:: MATERIAL PROVIDED
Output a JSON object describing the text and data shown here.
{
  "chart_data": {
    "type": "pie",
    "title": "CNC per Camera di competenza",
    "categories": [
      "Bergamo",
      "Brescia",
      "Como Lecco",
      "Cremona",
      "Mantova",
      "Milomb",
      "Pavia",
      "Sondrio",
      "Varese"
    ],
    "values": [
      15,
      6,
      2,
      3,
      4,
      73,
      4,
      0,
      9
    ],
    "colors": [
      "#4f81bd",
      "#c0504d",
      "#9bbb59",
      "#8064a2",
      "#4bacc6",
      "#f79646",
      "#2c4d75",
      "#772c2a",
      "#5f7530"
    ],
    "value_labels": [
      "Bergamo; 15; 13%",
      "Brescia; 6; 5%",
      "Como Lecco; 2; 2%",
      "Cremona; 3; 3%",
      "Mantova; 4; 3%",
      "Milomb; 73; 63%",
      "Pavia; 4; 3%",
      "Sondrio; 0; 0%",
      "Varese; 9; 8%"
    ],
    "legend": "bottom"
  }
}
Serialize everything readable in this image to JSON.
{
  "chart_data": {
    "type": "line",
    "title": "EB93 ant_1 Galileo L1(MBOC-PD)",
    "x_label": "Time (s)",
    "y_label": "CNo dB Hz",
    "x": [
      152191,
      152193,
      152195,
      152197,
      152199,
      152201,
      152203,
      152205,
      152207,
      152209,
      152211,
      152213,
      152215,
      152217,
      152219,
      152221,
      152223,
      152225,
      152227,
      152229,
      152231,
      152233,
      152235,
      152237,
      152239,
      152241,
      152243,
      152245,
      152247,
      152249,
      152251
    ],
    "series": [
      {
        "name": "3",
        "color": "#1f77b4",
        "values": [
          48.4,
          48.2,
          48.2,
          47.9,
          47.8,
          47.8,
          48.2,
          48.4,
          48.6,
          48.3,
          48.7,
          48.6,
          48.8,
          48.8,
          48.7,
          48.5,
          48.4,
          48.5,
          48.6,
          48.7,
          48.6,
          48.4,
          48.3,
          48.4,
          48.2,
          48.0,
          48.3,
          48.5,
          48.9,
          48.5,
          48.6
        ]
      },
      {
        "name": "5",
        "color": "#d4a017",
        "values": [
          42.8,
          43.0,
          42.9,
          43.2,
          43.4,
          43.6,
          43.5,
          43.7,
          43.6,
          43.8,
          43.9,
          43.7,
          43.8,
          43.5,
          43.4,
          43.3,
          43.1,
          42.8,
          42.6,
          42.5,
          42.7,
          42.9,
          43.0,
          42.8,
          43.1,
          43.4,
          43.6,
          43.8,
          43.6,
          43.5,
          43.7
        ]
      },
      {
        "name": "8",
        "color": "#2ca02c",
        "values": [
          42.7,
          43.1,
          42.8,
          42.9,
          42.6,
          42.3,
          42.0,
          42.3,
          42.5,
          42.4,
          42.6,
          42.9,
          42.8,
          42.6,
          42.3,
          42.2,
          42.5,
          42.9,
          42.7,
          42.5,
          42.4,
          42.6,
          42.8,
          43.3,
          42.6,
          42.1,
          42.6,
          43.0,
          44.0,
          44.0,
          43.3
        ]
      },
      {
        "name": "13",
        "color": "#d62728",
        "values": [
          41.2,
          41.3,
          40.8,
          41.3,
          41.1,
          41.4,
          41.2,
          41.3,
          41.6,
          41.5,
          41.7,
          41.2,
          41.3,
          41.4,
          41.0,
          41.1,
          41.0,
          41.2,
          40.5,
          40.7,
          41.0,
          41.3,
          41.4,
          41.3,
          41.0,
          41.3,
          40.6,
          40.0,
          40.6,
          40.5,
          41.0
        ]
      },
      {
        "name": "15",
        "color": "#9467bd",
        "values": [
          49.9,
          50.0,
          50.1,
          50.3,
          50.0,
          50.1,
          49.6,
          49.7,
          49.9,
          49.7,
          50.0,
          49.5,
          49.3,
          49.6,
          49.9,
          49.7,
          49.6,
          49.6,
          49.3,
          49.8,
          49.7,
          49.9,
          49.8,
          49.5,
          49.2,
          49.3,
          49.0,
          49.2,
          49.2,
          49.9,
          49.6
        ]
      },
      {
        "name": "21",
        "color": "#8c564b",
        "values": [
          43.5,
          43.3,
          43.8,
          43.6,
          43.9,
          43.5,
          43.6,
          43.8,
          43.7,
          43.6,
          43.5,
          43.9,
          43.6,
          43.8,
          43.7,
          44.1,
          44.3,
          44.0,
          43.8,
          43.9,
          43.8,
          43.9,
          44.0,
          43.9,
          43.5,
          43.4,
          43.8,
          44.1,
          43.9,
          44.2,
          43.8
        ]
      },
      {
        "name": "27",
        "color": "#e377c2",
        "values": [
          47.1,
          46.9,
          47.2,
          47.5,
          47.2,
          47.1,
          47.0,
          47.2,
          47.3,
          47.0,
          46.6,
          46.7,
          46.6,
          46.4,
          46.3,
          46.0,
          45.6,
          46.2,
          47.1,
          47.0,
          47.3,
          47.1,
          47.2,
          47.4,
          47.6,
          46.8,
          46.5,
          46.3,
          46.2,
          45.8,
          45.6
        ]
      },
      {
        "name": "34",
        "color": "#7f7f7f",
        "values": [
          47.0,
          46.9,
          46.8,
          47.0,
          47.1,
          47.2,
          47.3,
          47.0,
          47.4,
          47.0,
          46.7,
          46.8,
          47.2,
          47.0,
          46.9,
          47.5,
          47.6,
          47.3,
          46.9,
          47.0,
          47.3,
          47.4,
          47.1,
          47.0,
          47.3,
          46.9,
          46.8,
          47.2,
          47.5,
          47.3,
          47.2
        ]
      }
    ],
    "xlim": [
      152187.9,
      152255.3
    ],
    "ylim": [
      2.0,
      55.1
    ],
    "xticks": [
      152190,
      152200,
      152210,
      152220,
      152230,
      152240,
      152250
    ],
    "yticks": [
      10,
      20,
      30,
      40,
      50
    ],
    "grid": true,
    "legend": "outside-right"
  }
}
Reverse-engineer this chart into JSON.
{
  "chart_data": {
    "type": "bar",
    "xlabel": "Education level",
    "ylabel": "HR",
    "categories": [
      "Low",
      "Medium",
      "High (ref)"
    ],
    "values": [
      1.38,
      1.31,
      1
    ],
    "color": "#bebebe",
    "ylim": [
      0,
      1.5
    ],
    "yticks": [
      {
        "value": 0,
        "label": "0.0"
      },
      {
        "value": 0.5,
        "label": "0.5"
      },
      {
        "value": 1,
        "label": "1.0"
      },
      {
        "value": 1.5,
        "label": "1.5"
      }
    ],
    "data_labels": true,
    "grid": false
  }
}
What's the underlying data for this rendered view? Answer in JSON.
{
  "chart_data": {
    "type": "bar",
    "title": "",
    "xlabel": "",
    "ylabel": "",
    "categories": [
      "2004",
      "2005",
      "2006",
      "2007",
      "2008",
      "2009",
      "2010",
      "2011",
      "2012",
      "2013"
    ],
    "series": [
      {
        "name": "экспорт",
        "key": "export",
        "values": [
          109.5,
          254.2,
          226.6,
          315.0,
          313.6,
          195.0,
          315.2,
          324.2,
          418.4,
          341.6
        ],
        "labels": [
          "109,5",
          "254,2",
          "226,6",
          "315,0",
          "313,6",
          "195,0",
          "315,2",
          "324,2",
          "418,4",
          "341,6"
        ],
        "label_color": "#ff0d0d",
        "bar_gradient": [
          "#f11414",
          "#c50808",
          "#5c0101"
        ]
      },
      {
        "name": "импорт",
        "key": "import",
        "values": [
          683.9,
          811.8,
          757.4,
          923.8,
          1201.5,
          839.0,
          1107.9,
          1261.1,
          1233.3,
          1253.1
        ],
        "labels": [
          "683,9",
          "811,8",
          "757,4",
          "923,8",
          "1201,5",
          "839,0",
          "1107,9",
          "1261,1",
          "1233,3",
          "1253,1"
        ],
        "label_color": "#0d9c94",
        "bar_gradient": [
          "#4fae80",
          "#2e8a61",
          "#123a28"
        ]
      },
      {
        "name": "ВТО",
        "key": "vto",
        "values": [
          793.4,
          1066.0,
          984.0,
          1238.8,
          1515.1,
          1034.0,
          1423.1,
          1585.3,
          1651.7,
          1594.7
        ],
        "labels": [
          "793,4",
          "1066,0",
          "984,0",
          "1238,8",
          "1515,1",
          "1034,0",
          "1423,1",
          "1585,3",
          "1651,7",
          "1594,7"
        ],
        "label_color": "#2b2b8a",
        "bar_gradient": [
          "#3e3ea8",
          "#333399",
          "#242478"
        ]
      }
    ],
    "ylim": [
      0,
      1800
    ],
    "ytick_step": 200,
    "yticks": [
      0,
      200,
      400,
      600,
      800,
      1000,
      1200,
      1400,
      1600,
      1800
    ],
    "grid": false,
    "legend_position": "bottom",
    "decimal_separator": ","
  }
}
::::
- _SHORT TASK_
Look through the data above. Find each line with the string "this" and copy it.

- _EXERCISE OUTPUT_
Serialize everything readable in this image to JSON.
Reverse-engineer this chart into JSON.
What's the underlying data for this rendered view? Answer in JSON.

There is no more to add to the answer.